Leave out the pictures and restate the rest of the data exactly.

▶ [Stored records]

-=-=-

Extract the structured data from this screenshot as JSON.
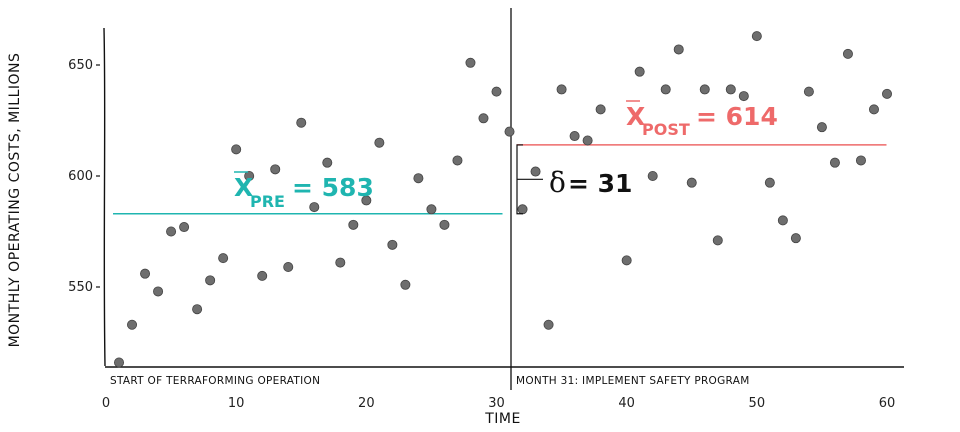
{
  "chart_data": {
    "type": "scatter",
    "xlabel": "TIME",
    "ylabel": "MONTHLY OPERATING COSTS, MILLIONS",
    "xlim": [
      0,
      61
    ],
    "ylim": [
      512,
      666
    ],
    "x_ticks": [
      0,
      10,
      20,
      30,
      40,
      50,
      60
    ],
    "y_ticks": [
      550,
      600,
      650
    ],
    "grid": false,
    "point_color": "#6e6e6e",
    "points": [
      {
        "x": 1,
        "y": 516
      },
      {
        "x": 2,
        "y": 533
      },
      {
        "x": 3,
        "y": 556
      },
      {
        "x": 4,
        "y": 548
      },
      {
        "x": 5,
        "y": 575
      },
      {
        "x": 6,
        "y": 577
      },
      {
        "x": 7,
        "y": 540
      },
      {
        "x": 8,
        "y": 553
      },
      {
        "x": 9,
        "y": 563
      },
      {
        "x": 10,
        "y": 612
      },
      {
        "x": 11,
        "y": 600
      },
      {
        "x": 12,
        "y": 555
      },
      {
        "x": 13,
        "y": 603
      },
      {
        "x": 14,
        "y": 559
      },
      {
        "x": 15,
        "y": 624
      },
      {
        "x": 16,
        "y": 586
      },
      {
        "x": 17,
        "y": 606
      },
      {
        "x": 18,
        "y": 561
      },
      {
        "x": 19,
        "y": 578
      },
      {
        "x": 20,
        "y": 589
      },
      {
        "x": 21,
        "y": 615
      },
      {
        "x": 22,
        "y": 569
      },
      {
        "x": 23,
        "y": 551
      },
      {
        "x": 24,
        "y": 599
      },
      {
        "x": 25,
        "y": 585
      },
      {
        "x": 26,
        "y": 578
      },
      {
        "x": 27,
        "y": 607
      },
      {
        "x": 28,
        "y": 651
      },
      {
        "x": 29,
        "y": 626
      },
      {
        "x": 30,
        "y": 638
      },
      {
        "x": 31,
        "y": 620
      },
      {
        "x": 32,
        "y": 585
      },
      {
        "x": 33,
        "y": 602
      },
      {
        "x": 34,
        "y": 533
      },
      {
        "x": 35,
        "y": 639
      },
      {
        "x": 36,
        "y": 618
      },
      {
        "x": 37,
        "y": 616
      },
      {
        "x": 38,
        "y": 630
      },
      {
        "x": 40,
        "y": 562
      },
      {
        "x": 41,
        "y": 647
      },
      {
        "x": 42,
        "y": 600
      },
      {
        "x": 43,
        "y": 639
      },
      {
        "x": 44,
        "y": 657
      },
      {
        "x": 45,
        "y": 597
      },
      {
        "x": 46,
        "y": 639
      },
      {
        "x": 47,
        "y": 571
      },
      {
        "x": 48,
        "y": 639
      },
      {
        "x": 49,
        "y": 636
      },
      {
        "x": 50,
        "y": 663
      },
      {
        "x": 51,
        "y": 597
      },
      {
        "x": 52,
        "y": 580
      },
      {
        "x": 53,
        "y": 572
      },
      {
        "x": 54,
        "y": 638
      },
      {
        "x": 55,
        "y": 622
      },
      {
        "x": 56,
        "y": 606
      },
      {
        "x": 57,
        "y": 655
      },
      {
        "x": 58,
        "y": 607
      },
      {
        "x": 59,
        "y": 630
      },
      {
        "x": 60,
        "y": 637
      }
    ],
    "intervention_x": 31,
    "pre_mean": {
      "value": 583,
      "x_start": 1,
      "x_end": 30,
      "color": "#1fb5b0",
      "label_symbol": "X",
      "label_sub": "PRE",
      "label_value": "= 583"
    },
    "post_mean": {
      "value": 614,
      "x_start": 32,
      "x_end": 59.5,
      "color": "#ee6a6a",
      "label_symbol": "X",
      "label_sub": "POST",
      "label_value": "= 614"
    },
    "delta": {
      "symbol": "δ",
      "text": "= 31",
      "color": "#111111"
    },
    "annotations": {
      "start": "START OF TERRAFORMING OPERATION",
      "intervention": "MONTH 31: IMPLEMENT SAFETY PROGRAM"
    }
  }
}
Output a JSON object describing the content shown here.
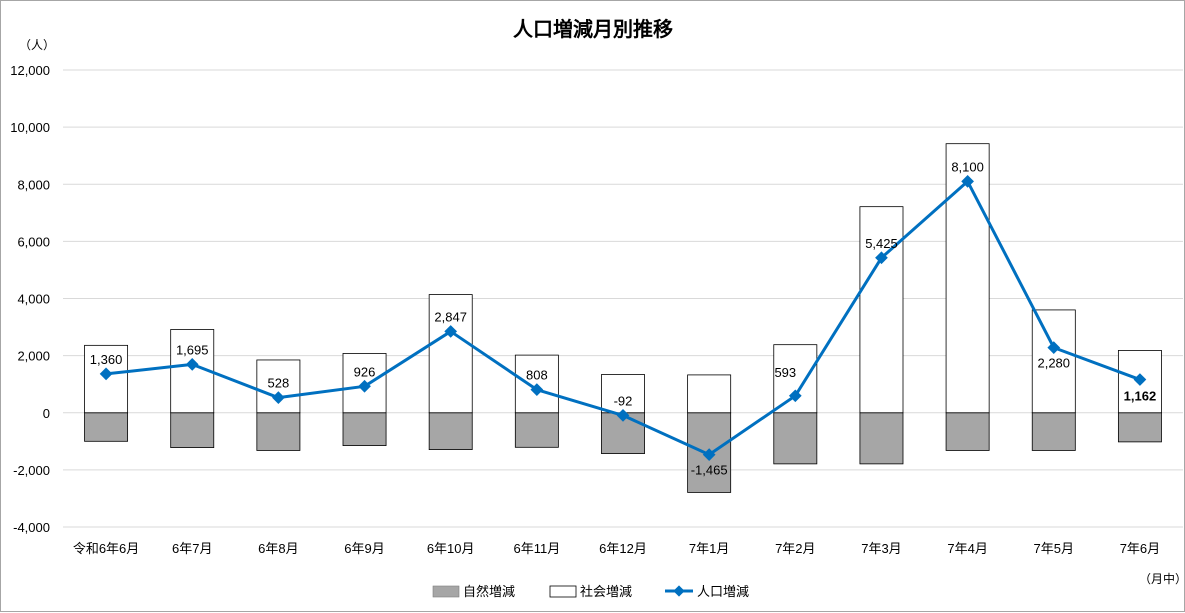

-=-=-

▶ [Output below]
Extract the structured data from this screenshot as JSON.
{
  "chart_data": {
    "type": "scatter",
    "xlabel": "TIME",
    "ylabel": "MONTHLY OPERATING COSTS, MILLIONS",
    "xlim": [
      0,
      61
    ],
    "ylim": [
      512,
      666
    ],
    "x_ticks": [
      0,
      10,
      20,
      30,
      40,
      50,
      60
    ],
    "y_ticks": [
      550,
      600,
      650
    ],
    "grid": false,
    "point_color": "#6e6e6e",
    "points": [
      {
        "x": 1,
        "y": 516
      },
      {
        "x": 2,
        "y": 533
      },
      {
        "x": 3,
        "y": 556
      },
      {
        "x": 4,
        "y": 548
      },
      {
        "x": 5,
        "y": 575
      },
      {
        "x": 6,
        "y": 577
      },
      {
        "x": 7,
        "y": 540
      },
      {
        "x": 8,
        "y": 553
      },
      {
        "x": 9,
        "y": 563
      },
      {
        "x": 10,
        "y": 612
      },
      {
        "x": 11,
        "y": 600
      },
      {
        "x": 12,
        "y": 555
      },
      {
        "x": 13,
        "y": 603
      },
      {
        "x": 14,
        "y": 559
      },
      {
        "x": 15,
        "y": 624
      },
      {
        "x": 16,
        "y": 586
      },
      {
        "x": 17,
        "y": 606
      },
      {
        "x": 18,
        "y": 561
      },
      {
        "x": 19,
        "y": 578
      },
      {
        "x": 20,
        "y": 589
      },
      {
        "x": 21,
        "y": 615
      },
      {
        "x": 22,
        "y": 569
      },
      {
        "x": 23,
        "y": 551
      },
      {
        "x": 24,
        "y": 599
      },
      {
        "x": 25,
        "y": 585
      },
      {
        "x": 26,
        "y": 578
      },
      {
        "x": 27,
        "y": 607
      },
      {
        "x": 28,
        "y": 651
      },
      {
        "x": 29,
        "y": 626
      },
      {
        "x": 30,
        "y": 638
      },
      {
        "x": 31,
        "y": 620
      },
      {
        "x": 32,
        "y": 585
      },
      {
        "x": 33,
        "y": 602
      },
      {
        "x": 34,
        "y": 533
      },
      {
        "x": 35,
        "y": 639
      },
      {
        "x": 36,
        "y": 618
      },
      {
        "x": 37,
        "y": 616
      },
      {
        "x": 38,
        "y": 630
      },
      {
        "x": 40,
        "y": 562
      },
      {
        "x": 41,
        "y": 647
      },
      {
        "x": 42,
        "y": 600
      },
      {
        "x": 43,
        "y": 639
      },
      {
        "x": 44,
        "y": 657
      },
      {
        "x": 45,
        "y": 597
      },
      {
        "x": 46,
        "y": 639
      },
      {
        "x": 47,
        "y": 571
      },
      {
        "x": 48,
        "y": 639
      },
      {
        "x": 49,
        "y": 636
      },
      {
        "x": 50,
        "y": 663
      },
      {
        "x": 51,
        "y": 597
      },
      {
        "x": 52,
        "y": 580
      },
      {
        "x": 53,
        "y": 572
      },
      {
        "x": 54,
        "y": 638
      },
      {
        "x": 55,
        "y": 622
      },
      {
        "x": 56,
        "y": 606
      },
      {
        "x": 57,
        "y": 655
      },
      {
        "x": 58,
        "y": 607
      },
      {
        "x": 59,
        "y": 630
      },
      {
        "x": 60,
        "y": 637
      }
    ],
    "intervention_x": 31,
    "pre_mean": {
      "value": 583,
      "x_start": 1,
      "x_end": 30,
      "color": "#1fb5b0",
      "label_symbol": "X",
      "label_sub": "PRE",
      "label_value": "= 583"
    },
    "post_mean": {
      "value": 614,
      "x_start": 32,
      "x_end": 59.5,
      "color": "#ee6a6a",
      "label_symbol": "X",
      "label_sub": "POST",
      "label_value": "= 614"
    },
    "delta": {
      "symbol": "δ",
      "text": "= 31",
      "color": "#111111"
    },
    "annotations": {
      "start": "START OF TERRAFORMING OPERATION",
      "intervention": "MONTH 31: IMPLEMENT SAFETY PROGRAM"
    }
  }
}
Output a JSON object describing the content shown here.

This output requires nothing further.